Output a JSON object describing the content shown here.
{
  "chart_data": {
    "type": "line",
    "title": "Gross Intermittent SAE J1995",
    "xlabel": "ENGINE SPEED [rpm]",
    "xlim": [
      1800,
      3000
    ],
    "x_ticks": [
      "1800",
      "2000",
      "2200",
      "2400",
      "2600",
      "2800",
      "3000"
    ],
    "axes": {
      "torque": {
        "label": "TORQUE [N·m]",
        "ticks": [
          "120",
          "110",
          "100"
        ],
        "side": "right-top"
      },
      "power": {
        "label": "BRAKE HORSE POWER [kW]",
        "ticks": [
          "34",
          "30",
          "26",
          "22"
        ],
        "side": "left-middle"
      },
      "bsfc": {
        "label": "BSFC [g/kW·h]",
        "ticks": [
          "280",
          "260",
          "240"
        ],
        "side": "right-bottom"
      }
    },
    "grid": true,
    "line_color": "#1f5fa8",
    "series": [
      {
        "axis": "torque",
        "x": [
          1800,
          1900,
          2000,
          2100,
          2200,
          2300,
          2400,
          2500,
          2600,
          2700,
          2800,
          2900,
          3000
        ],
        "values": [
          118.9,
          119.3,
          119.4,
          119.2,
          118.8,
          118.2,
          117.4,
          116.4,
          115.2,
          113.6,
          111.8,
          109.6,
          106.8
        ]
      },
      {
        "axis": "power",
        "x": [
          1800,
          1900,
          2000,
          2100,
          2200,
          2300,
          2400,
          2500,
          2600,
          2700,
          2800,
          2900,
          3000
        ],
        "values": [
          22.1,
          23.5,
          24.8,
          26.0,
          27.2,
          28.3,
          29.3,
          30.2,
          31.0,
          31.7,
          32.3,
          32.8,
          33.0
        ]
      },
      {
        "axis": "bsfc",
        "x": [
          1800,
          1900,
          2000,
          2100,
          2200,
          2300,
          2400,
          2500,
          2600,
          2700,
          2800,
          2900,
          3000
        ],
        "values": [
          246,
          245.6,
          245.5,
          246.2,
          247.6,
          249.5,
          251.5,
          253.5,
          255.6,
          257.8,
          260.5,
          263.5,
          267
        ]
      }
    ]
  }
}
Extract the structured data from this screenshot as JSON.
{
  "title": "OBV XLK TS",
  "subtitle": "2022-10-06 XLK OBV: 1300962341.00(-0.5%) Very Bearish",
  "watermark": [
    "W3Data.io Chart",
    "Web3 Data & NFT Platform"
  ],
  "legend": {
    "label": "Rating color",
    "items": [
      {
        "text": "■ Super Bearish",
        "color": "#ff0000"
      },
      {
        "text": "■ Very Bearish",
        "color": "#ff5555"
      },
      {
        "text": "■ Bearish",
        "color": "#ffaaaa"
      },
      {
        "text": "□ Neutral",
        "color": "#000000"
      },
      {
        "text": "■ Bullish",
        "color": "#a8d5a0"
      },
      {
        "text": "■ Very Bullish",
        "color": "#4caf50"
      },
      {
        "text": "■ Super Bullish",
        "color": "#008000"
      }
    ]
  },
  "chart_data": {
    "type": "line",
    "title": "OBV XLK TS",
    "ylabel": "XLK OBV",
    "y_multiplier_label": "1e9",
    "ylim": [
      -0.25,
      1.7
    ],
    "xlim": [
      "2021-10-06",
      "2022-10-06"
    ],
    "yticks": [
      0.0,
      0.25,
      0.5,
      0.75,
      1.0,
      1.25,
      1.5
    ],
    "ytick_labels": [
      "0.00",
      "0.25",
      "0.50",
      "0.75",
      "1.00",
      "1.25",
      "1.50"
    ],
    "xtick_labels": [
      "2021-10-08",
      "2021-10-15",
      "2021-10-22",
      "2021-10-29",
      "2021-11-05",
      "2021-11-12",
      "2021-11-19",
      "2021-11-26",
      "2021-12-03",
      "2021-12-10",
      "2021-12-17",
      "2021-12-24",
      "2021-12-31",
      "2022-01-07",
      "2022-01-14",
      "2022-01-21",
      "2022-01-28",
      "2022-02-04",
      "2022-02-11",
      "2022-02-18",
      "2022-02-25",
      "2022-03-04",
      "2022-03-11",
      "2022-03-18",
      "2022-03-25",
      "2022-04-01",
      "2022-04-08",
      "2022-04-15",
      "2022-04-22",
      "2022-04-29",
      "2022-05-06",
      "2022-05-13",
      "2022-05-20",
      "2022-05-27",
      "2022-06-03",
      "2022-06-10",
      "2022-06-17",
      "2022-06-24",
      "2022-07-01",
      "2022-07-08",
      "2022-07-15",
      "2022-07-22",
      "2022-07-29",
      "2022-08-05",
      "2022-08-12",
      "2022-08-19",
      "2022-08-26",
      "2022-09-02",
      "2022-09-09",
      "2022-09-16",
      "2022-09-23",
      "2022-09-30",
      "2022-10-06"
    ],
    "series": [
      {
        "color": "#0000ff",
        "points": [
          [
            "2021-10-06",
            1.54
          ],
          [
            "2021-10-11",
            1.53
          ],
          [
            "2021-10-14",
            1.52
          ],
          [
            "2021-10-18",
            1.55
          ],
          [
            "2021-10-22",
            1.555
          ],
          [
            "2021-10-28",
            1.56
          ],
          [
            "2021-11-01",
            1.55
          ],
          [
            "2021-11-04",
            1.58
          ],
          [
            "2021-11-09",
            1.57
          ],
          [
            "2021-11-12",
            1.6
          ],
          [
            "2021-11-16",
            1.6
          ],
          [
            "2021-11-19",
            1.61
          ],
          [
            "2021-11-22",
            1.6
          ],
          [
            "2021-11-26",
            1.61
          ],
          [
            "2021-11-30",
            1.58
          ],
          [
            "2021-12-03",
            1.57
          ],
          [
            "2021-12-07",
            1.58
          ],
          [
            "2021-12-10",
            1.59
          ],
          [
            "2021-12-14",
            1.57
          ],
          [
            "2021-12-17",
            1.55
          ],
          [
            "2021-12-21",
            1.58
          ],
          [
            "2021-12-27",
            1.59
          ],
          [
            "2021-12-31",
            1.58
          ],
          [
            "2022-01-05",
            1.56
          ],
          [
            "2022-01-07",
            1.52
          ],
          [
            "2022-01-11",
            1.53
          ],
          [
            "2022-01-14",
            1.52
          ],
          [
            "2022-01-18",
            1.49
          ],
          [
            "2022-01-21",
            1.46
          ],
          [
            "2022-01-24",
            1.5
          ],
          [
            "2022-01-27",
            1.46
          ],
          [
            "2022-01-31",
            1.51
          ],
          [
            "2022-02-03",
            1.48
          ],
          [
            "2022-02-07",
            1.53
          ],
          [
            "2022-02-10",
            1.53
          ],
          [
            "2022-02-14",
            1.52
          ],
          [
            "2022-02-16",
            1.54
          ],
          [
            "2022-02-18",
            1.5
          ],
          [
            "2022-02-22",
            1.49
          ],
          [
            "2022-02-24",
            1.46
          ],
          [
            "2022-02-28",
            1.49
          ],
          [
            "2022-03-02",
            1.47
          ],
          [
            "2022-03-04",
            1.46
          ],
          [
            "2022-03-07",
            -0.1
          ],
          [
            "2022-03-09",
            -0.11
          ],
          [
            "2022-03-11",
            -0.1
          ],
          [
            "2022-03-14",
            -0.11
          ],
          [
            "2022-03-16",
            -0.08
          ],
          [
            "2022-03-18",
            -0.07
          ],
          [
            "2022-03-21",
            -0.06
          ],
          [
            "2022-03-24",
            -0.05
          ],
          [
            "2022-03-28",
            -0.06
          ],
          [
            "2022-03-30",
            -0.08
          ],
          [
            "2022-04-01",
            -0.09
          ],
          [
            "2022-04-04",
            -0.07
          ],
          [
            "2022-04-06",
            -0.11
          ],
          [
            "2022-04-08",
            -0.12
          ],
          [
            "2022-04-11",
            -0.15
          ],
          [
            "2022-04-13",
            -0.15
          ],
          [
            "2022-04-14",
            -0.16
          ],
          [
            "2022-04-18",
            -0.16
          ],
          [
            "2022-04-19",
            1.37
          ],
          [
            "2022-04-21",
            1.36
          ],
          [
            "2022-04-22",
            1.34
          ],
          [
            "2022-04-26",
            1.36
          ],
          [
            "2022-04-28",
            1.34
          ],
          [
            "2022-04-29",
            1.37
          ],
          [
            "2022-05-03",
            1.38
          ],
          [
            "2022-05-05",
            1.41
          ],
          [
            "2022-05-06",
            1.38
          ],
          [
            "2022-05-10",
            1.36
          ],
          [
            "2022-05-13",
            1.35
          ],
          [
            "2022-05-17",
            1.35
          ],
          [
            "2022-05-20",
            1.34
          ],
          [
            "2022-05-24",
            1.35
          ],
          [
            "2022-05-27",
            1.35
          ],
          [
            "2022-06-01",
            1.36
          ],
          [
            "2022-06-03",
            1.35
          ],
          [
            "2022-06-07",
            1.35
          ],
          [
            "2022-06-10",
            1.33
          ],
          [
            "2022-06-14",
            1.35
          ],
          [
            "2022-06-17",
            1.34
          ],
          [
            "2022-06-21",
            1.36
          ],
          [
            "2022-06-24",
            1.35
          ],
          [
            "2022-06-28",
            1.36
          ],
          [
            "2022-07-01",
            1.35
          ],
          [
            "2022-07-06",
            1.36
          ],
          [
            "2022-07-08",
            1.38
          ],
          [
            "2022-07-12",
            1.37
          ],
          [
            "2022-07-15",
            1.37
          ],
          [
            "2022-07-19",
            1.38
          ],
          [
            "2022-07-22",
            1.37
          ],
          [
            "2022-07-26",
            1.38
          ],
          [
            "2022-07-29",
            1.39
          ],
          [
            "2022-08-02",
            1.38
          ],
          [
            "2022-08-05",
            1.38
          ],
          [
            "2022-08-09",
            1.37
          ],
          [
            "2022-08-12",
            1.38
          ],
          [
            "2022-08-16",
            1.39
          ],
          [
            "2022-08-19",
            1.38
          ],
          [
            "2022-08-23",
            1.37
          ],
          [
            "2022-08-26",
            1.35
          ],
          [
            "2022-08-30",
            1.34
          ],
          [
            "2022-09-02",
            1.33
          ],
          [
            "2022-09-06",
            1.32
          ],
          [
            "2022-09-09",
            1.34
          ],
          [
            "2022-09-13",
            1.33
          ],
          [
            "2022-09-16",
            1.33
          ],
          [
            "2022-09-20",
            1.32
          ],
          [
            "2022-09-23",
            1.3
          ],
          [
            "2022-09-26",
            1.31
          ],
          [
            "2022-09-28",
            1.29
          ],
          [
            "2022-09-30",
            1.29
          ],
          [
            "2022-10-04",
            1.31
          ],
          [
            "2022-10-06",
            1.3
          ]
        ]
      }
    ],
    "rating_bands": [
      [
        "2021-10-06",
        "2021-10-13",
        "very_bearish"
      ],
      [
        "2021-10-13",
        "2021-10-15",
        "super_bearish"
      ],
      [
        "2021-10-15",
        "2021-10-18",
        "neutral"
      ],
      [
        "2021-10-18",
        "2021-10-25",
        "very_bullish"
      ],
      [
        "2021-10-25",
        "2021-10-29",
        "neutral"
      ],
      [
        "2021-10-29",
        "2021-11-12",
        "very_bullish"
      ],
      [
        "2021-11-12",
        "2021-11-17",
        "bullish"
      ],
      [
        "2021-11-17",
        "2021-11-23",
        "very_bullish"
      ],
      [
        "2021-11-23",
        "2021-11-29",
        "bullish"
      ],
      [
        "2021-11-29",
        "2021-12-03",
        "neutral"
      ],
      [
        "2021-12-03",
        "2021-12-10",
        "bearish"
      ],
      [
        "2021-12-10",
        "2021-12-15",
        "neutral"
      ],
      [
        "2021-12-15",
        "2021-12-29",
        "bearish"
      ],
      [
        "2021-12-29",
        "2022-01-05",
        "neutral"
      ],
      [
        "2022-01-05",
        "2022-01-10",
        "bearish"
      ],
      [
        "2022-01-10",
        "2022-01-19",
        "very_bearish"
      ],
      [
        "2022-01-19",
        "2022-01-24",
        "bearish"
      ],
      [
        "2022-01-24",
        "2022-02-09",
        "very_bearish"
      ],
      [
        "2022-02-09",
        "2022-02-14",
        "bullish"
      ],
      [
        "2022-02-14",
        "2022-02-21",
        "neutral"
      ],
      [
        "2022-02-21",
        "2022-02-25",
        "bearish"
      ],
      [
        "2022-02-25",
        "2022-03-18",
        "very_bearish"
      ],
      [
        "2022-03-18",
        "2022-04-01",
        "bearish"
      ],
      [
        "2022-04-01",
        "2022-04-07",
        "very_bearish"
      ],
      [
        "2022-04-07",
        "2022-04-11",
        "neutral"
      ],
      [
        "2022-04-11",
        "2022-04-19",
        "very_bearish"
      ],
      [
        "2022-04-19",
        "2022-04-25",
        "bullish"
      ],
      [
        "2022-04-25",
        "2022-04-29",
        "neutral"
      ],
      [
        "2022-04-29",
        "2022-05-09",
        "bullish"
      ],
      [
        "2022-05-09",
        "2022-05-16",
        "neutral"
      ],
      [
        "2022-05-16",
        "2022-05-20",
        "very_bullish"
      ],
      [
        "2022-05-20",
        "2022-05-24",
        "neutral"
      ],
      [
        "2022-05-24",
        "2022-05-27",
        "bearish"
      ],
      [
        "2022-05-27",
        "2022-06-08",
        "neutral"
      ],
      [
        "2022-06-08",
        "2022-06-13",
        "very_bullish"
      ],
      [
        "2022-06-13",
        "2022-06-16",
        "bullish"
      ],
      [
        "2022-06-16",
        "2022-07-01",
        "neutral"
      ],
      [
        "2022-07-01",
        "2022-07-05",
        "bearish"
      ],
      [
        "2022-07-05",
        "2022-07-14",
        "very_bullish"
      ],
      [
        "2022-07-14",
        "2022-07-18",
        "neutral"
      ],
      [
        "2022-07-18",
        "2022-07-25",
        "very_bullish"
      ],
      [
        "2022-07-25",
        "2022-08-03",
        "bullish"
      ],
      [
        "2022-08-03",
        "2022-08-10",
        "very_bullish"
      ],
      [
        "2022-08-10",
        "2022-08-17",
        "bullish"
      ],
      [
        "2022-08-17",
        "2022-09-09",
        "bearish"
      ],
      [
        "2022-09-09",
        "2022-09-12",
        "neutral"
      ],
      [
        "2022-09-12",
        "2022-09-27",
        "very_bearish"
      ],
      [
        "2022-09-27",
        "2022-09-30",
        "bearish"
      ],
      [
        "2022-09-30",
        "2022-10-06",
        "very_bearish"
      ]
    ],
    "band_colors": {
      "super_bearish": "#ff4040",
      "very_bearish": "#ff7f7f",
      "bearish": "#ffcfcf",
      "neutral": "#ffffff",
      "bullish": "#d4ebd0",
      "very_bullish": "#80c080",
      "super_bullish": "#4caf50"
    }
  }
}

--- Directions ---
Find each line holding the string "JSON" and copy it out.

--- Full output ---
Output a JSON object describing the content shown here.
Extract the structured data from this screenshot as JSON.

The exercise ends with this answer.